Stated problem:
Reproduce the material exactly, omitting nothing.

Stored data entries:
***

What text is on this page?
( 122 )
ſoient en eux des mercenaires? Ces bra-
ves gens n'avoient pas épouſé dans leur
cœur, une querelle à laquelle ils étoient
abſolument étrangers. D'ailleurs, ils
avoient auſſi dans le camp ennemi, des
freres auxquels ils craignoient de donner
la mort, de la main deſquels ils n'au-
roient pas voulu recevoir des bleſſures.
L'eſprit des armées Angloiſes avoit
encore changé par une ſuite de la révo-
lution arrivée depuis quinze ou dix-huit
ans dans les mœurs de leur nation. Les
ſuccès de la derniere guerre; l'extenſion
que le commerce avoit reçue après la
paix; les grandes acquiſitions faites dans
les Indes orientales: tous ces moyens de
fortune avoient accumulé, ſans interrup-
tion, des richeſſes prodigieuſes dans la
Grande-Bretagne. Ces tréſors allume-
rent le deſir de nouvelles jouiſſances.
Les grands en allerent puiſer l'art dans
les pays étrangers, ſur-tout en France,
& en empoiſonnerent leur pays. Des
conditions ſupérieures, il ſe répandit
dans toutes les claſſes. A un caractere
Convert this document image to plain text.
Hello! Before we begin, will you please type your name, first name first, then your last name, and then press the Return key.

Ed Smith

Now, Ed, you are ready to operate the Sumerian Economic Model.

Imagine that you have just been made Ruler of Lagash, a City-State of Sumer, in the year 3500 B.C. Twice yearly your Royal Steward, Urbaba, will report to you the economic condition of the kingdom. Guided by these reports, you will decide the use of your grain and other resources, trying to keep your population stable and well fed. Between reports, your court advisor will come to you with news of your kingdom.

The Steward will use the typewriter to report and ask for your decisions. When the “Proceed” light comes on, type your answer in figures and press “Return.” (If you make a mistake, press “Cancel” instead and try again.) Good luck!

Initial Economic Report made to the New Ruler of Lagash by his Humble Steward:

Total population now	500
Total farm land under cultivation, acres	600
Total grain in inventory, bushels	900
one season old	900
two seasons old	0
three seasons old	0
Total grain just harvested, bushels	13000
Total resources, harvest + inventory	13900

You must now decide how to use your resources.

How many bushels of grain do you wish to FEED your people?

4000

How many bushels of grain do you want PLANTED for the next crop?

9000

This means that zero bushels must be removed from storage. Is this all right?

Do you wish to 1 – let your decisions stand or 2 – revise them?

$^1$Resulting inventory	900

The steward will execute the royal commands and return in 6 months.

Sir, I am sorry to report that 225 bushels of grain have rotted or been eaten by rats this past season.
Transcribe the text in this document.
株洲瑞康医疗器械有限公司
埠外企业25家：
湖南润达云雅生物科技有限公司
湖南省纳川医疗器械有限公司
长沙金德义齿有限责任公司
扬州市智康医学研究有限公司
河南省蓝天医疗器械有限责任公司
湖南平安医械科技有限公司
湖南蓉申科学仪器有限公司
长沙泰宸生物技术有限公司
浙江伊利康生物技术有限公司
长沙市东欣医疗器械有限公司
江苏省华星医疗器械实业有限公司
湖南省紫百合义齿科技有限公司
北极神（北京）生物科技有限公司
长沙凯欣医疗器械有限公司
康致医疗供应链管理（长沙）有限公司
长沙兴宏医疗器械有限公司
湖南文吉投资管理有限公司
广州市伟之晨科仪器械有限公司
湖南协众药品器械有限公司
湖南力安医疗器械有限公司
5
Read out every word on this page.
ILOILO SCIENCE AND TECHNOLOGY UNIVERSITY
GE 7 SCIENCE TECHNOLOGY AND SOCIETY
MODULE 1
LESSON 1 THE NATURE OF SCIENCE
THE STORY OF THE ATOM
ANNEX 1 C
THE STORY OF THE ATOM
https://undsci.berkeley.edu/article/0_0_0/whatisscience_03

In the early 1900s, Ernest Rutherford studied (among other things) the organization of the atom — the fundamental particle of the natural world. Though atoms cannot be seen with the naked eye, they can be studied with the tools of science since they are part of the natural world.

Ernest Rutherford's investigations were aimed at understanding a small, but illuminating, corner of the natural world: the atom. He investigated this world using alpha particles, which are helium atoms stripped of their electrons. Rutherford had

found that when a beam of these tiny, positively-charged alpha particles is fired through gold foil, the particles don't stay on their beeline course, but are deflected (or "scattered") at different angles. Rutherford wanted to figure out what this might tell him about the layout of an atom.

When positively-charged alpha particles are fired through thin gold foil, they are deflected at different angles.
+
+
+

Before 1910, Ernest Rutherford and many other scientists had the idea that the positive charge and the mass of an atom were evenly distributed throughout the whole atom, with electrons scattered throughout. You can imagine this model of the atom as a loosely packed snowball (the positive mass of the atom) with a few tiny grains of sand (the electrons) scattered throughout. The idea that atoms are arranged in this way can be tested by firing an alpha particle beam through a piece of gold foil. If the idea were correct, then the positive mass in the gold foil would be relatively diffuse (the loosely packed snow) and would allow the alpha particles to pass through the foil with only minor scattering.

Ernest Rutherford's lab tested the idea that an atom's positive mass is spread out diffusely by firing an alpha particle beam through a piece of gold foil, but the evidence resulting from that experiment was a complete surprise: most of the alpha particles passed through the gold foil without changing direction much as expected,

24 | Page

***

Answer to the problem:
What text is on this page?
( 122 )
ſoient en eux des mercenaires? Ces bra-
ves gens n'avoient pas épouſé dans leur
cœur, une querelle à laquelle ils étoient
abſolument étrangers. D'ailleurs, ils
avoient auſſi dans le camp ennemi, des
freres auxquels ils craignoient de donner
la mort, de la main deſquels ils n'au-
roient pas voulu recevoir des bleſſures.
L'eſprit des armées Angloiſes avoit
encore changé par une ſuite de la révo-
lution arrivée depuis quinze ou dix-huit
ans dans les mœurs de leur nation. Les
ſuccès de la derniere guerre; l'extenſion
que le commerce avoit reçue après la
paix; les grandes acquiſitions faites dans
les Indes orientales: tous ces moyens de
fortune avoient accumulé, ſans interrup-
tion, des richeſſes prodigieuſes dans la
Grande-Bretagne. Ces tréſors allume-
rent le deſir de nouvelles jouiſſances.
Les grands en allerent puiſer l'art dans
les pays étrangers, ſur-tout en France,
& en empoiſonnerent leur pays. Des
conditions ſupérieures, il ſe répandit
dans toutes les claſſes. A un caractere
Convert this document image to plain text.
Hello! Before we begin, will you please type your name, first name first, then your last name, and then press the Return key.

Ed Smith

Now, Ed, you are ready to operate the Sumerian Economic Model.

Imagine that you have just been made Ruler of Lagash, a City-State of Sumer, in the year 3500 B.C. Twice yearly your Royal Steward, Urbaba, will report to you the economic condition of the kingdom. Guided by these reports, you will decide the use of your grain and other resources, trying to keep your population stable and well fed. Between reports, your court advisor will come to you with news of your kingdom.

The Steward will use the typewriter to report and ask for your decisions. When the “Proceed” light comes on, type your answer in figures and press “Return.” (If you make a mistake, press “Cancel” instead and try again.) Good luck!

Initial Economic Report made to the New Ruler of Lagash by his Humble Steward:

Total population now	500
Total farm land under cultivation, acres	600
Total grain in inventory, bushels	900
one season old	900
two seasons old	0
three seasons old	0
Total grain just harvested, bushels	13000
Total resources, harvest + inventory	13900

You must now decide how to use your resources.

How many bushels of grain do you wish to FEED your people?

4000

How many bushels of grain do you want PLANTED for the next crop?

9000

This means that zero bushels must be removed from storage. Is this all right?

Do you wish to 1 – let your decisions stand or 2 – revise them?

$^1$Resulting inventory	900

The steward will execute the royal commands and return in 6 months.

Sir, I am sorry to report that 225 bushels of grain have rotted or been eaten by rats this past season.
Transcribe the text in this document.
株洲瑞康医疗器械有限公司
埠外企业25家：
湖南润达云雅生物科技有限公司
湖南省纳川医疗器械有限公司
长沙金德义齿有限责任公司
扬州市智康医学研究有限公司
河南省蓝天医疗器械有限责任公司
湖南平安医械科技有限公司
湖南蓉申科学仪器有限公司
长沙泰宸生物技术有限公司
浙江伊利康生物技术有限公司
长沙市东欣医疗器械有限公司
江苏省华星医疗器械实业有限公司
湖南省紫百合义齿科技有限公司
北极神（北京）生物科技有限公司
长沙凯欣医疗器械有限公司
康致医疗供应链管理（长沙）有限公司
长沙兴宏医疗器械有限公司
湖南文吉投资管理有限公司
广州市伟之晨科仪器械有限公司
湖南协众药品器械有限公司
湖南力安医疗器械有限公司
5
Read out every word on this page.
ILOILO SCIENCE AND TECHNOLOGY UNIVERSITY
GE 7 SCIENCE TECHNOLOGY AND SOCIETY
MODULE 1
LESSON 1 THE NATURE OF SCIENCE
THE STORY OF THE ATOM
ANNEX 1 C
THE STORY OF THE ATOM
https://undsci.berkeley.edu/article/0_0_0/whatisscience_03

In the early 1900s, Ernest Rutherford studied (among other things) the organization of the atom — the fundamental particle of the natural world. Though atoms cannot be seen with the naked eye, they can be studied with the tools of science since they are part of the natural world.

Ernest Rutherford's investigations were aimed at understanding a small, but illuminating, corner of the natural world: the atom. He investigated this world using alpha particles, which are helium atoms stripped of their electrons. Rutherford had

found that when a beam of these tiny, positively-charged alpha particles is fired through gold foil, the particles don't stay on their beeline course, but are deflected (or "scattered") at different angles. Rutherford wanted to figure out what this might tell him about the layout of an atom.

When positively-charged alpha particles are fired through thin gold foil, they are deflected at different angles.
+
+
+

Before 1910, Ernest Rutherford and many other scientists had the idea that the positive charge and the mass of an atom were evenly distributed throughout the whole atom, with electrons scattered throughout. You can imagine this model of the atom as a loosely packed snowball (the positive mass of the atom) with a few tiny grains of sand (the electrons) scattered throughout. The idea that atoms are arranged in this way can be tested by firing an alpha particle beam through a piece of gold foil. If the idea were correct, then the positive mass in the gold foil would be relatively diffuse (the loosely packed snow) and would allow the alpha particles to pass through the foil with only minor scattering.

Ernest Rutherford's lab tested the idea that an atom's positive mass is spread out diffusely by firing an alpha particle beam through a piece of gold foil, but the evidence resulting from that experiment was a complete surprise: most of the alpha particles passed through the gold foil without changing direction much as expected,

24 | Page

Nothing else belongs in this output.